◆ **What you will do**:
Output an exact reproduction of the data.

■ ■ ■

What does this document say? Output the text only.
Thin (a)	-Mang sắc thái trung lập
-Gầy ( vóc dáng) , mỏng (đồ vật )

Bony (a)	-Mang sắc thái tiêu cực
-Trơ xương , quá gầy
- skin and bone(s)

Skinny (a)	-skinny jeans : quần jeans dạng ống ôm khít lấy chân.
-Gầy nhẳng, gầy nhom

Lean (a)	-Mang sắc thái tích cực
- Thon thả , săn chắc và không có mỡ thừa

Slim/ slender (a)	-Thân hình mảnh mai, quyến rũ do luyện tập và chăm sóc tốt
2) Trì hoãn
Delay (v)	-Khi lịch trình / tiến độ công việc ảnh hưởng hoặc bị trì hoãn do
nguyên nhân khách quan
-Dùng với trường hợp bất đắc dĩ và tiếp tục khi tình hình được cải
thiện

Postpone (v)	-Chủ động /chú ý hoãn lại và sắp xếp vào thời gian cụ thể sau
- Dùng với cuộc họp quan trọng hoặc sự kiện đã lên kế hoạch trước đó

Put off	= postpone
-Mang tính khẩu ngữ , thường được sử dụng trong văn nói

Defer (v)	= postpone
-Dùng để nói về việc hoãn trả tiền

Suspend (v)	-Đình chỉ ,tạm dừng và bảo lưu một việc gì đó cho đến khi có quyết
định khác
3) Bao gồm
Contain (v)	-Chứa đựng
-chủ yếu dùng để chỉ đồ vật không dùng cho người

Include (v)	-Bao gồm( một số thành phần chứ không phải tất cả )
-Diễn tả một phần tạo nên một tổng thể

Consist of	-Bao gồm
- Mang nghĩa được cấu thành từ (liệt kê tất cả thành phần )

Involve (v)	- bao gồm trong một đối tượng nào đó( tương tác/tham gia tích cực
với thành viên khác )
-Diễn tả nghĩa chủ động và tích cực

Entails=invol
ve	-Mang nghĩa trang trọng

■ ■ ■

◆ **Result of this exercise**:
What does this document say? Output the text only.
Thin (a)	-Mang sắc thái trung lập
-Gầy ( vóc dáng) , mỏng (đồ vật )

Bony (a)	-Mang sắc thái tiêu cực
-Trơ xương , quá gầy
- skin and bone(s)

Skinny (a)	-skinny jeans : quần jeans dạng ống ôm khít lấy chân.
-Gầy nhẳng, gầy nhom

Lean (a)	-Mang sắc thái tích cực
- Thon thả , săn chắc và không có mỡ thừa

Slim/ slender (a)	-Thân hình mảnh mai, quyến rũ do luyện tập và chăm sóc tốt
2) Trì hoãn
Delay (v)	-Khi lịch trình / tiến độ công việc ảnh hưởng hoặc bị trì hoãn do
nguyên nhân khách quan
-Dùng với trường hợp bất đắc dĩ và tiếp tục khi tình hình được cải
thiện

Postpone (v)	-Chủ động /chú ý hoãn lại và sắp xếp vào thời gian cụ thể sau
- Dùng với cuộc họp quan trọng hoặc sự kiện đã lên kế hoạch trước đó

Put off	= postpone
-Mang tính khẩu ngữ , thường được sử dụng trong văn nói

Defer (v)	= postpone
-Dùng để nói về việc hoãn trả tiền

Suspend (v)	-Đình chỉ ,tạm dừng và bảo lưu một việc gì đó cho đến khi có quyết
định khác
3) Bao gồm
Contain (v)	-Chứa đựng
-chủ yếu dùng để chỉ đồ vật không dùng cho người

Include (v)	-Bao gồm( một số thành phần chứ không phải tất cả )
-Diễn tả một phần tạo nên một tổng thể

Consist of	-Bao gồm
- Mang nghĩa được cấu thành từ (liệt kê tất cả thành phần )

Involve (v)	- bao gồm trong một đối tượng nào đó( tương tác/tham gia tích cực
với thành viên khác )
-Diễn tả nghĩa chủ động và tích cực

Entails=invol
ve	-Mang nghĩa trang trọng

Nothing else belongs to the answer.